What to work on :: Return each line below holding the string "lipid".

Stored data ::
◇ ◇ ◇

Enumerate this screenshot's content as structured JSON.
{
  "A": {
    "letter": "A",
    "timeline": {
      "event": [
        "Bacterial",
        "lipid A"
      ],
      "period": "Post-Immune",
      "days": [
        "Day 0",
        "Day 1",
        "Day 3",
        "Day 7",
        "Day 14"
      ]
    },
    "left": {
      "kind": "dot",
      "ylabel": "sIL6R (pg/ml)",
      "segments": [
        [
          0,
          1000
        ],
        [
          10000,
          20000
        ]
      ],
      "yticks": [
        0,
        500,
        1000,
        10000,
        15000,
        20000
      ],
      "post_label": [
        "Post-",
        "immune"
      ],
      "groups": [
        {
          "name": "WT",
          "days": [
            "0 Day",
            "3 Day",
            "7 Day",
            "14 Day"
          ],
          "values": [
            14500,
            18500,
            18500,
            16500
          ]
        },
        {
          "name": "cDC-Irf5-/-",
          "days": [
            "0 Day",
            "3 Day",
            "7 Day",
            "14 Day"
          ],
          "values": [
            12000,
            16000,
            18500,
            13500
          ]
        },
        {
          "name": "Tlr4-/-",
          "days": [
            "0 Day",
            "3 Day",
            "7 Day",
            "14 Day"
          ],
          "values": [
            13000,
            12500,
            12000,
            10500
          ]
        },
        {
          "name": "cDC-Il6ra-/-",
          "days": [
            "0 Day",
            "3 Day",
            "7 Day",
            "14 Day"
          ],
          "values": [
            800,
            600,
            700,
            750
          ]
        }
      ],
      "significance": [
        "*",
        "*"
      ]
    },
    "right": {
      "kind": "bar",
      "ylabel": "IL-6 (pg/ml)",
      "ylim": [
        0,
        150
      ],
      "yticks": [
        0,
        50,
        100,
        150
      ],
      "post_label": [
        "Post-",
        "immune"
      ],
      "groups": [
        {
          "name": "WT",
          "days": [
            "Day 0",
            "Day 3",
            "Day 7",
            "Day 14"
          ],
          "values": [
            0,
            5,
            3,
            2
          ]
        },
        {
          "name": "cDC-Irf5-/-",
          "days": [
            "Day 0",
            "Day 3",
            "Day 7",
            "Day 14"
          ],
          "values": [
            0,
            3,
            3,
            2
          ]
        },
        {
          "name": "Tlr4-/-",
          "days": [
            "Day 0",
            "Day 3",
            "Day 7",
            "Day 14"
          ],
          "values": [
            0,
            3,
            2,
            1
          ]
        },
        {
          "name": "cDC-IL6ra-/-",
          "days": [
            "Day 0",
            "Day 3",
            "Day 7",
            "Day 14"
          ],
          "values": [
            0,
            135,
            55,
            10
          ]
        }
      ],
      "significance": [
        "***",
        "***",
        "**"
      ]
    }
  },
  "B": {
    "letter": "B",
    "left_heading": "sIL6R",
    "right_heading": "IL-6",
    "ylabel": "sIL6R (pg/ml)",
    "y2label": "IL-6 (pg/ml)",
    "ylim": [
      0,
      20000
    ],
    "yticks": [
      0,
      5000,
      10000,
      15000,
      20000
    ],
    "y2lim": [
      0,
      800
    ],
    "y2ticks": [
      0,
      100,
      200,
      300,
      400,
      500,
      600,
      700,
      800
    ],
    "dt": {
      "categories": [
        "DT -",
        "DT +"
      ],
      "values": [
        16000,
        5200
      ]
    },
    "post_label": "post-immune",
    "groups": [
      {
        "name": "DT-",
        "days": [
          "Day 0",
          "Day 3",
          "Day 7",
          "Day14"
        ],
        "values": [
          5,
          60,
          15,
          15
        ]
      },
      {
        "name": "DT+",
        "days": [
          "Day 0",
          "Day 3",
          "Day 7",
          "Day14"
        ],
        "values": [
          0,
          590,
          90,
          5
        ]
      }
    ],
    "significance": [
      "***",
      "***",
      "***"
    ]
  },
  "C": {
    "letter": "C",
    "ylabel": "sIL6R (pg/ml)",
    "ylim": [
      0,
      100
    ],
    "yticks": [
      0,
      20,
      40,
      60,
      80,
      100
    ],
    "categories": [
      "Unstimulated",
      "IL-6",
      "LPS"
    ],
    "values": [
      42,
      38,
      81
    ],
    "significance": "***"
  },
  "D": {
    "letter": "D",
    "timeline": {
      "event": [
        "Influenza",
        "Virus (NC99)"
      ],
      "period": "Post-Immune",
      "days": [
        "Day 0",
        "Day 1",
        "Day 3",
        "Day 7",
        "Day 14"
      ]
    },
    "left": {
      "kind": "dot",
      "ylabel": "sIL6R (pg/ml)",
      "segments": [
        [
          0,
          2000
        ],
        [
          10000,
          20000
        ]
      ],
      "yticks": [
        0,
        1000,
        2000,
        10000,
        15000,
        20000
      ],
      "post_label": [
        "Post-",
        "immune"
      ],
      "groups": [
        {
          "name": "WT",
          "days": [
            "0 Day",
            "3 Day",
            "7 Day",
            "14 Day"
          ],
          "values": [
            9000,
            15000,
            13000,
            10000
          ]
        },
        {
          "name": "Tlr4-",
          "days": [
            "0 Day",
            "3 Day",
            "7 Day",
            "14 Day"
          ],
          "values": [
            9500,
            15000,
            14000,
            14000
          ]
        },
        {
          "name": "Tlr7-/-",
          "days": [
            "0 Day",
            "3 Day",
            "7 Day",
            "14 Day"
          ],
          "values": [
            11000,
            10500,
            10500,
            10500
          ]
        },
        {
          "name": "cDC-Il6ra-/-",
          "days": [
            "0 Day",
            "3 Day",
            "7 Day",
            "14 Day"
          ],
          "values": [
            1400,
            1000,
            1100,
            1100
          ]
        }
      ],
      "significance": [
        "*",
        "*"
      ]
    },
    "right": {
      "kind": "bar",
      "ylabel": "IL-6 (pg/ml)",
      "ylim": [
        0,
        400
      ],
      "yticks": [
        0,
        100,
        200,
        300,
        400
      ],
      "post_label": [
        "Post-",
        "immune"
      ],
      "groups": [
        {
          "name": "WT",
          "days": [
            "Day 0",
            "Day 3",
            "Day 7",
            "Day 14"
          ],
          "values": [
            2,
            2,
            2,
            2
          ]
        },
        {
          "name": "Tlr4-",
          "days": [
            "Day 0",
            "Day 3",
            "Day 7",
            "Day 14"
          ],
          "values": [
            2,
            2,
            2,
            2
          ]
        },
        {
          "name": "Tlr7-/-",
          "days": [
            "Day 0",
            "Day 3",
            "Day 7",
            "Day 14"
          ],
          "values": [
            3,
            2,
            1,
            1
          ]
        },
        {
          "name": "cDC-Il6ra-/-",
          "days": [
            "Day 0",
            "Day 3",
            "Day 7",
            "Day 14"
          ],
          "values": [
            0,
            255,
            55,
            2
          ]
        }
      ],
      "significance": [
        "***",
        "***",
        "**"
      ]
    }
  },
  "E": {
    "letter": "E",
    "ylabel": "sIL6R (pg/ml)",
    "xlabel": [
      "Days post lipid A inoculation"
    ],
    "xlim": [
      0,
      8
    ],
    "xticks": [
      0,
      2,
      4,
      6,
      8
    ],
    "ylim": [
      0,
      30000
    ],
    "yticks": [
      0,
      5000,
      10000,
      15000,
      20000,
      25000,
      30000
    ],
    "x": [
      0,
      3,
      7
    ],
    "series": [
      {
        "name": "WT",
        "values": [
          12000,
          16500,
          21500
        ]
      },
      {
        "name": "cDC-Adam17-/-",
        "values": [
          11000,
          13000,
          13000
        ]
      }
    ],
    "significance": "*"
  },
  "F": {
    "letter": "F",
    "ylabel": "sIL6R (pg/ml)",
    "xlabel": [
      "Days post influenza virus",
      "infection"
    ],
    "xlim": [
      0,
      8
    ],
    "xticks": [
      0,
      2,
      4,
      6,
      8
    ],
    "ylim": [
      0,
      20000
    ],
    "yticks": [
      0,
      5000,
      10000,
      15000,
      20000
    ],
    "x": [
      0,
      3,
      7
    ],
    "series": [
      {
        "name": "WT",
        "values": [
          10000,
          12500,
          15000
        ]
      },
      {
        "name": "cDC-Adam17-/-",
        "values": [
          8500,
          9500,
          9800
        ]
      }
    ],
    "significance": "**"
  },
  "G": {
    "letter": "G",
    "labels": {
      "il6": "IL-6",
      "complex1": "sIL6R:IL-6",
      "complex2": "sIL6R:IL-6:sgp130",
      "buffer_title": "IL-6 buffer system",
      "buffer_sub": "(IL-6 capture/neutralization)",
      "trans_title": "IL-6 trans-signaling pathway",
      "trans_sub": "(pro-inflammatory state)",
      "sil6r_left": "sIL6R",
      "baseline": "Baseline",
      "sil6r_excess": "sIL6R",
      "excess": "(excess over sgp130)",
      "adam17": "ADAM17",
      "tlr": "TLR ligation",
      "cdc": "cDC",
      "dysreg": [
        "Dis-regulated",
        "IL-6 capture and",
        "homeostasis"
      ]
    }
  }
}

◇ ◇ ◇

Your response ::
        "lipid A"
      "Days post lipid A inoculation"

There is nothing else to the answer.